> **Problem to work on**
Reproduce all of the material exactly as shown.

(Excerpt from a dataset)
== == ==
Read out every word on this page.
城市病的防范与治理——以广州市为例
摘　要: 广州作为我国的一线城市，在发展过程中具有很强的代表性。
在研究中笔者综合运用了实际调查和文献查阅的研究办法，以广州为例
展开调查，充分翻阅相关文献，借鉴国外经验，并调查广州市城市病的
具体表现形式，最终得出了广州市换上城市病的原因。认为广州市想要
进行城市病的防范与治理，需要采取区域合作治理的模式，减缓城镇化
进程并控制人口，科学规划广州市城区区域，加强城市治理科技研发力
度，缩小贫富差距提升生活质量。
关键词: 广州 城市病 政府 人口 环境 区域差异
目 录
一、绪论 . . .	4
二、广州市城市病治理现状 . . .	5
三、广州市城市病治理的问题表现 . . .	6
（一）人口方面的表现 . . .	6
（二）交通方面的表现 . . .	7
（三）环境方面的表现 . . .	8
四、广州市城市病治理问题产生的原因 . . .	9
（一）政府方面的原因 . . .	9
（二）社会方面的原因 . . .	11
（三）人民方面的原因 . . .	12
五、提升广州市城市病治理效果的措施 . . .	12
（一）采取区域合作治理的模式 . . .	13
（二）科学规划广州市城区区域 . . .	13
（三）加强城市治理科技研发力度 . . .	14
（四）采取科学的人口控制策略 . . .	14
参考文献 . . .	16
== == ==
> **Response to this exercise**
Read out every word on this page.
城市病的防范与治理——以广州市为例
摘　要: 广州作为我国的一线城市，在发展过程中具有很强的代表性。
在研究中笔者综合运用了实际调查和文献查阅的研究办法，以广州为例
展开调查，充分翻阅相关文献，借鉴国外经验，并调查广州市城市病的
具体表现形式，最终得出了广州市换上城市病的原因。认为广州市想要
进行城市病的防范与治理，需要采取区域合作治理的模式，减缓城镇化
进程并控制人口，科学规划广州市城区区域，加强城市治理科技研发力
度，缩小贫富差距提升生活质量。
关键词: 广州 城市病 政府 人口 环境 区域差异
目 录
一、绪论 . . .	4
二、广州市城市病治理现状 . . .	5
三、广州市城市病治理的问题表现 . . .	6
（一）人口方面的表现 . . .	6
（二）交通方面的表现 . . .	7
（三）环境方面的表现 . . .	8
四、广州市城市病治理问题产生的原因 . . .	9
（一）政府方面的原因 . . .	9
（二）社会方面的原因 . . .	11
（三）人民方面的原因 . . .	12
五、提升广州市城市病治理效果的措施 . . .	12
（一）采取区域合作治理的模式 . . .	13
（二）科学规划广州市城区区域 . . .	13
（三）加强城市治理科技研发力度 . . .	14
（四）采取科学的人口控制策略 . . .	14
参考文献 . . .	16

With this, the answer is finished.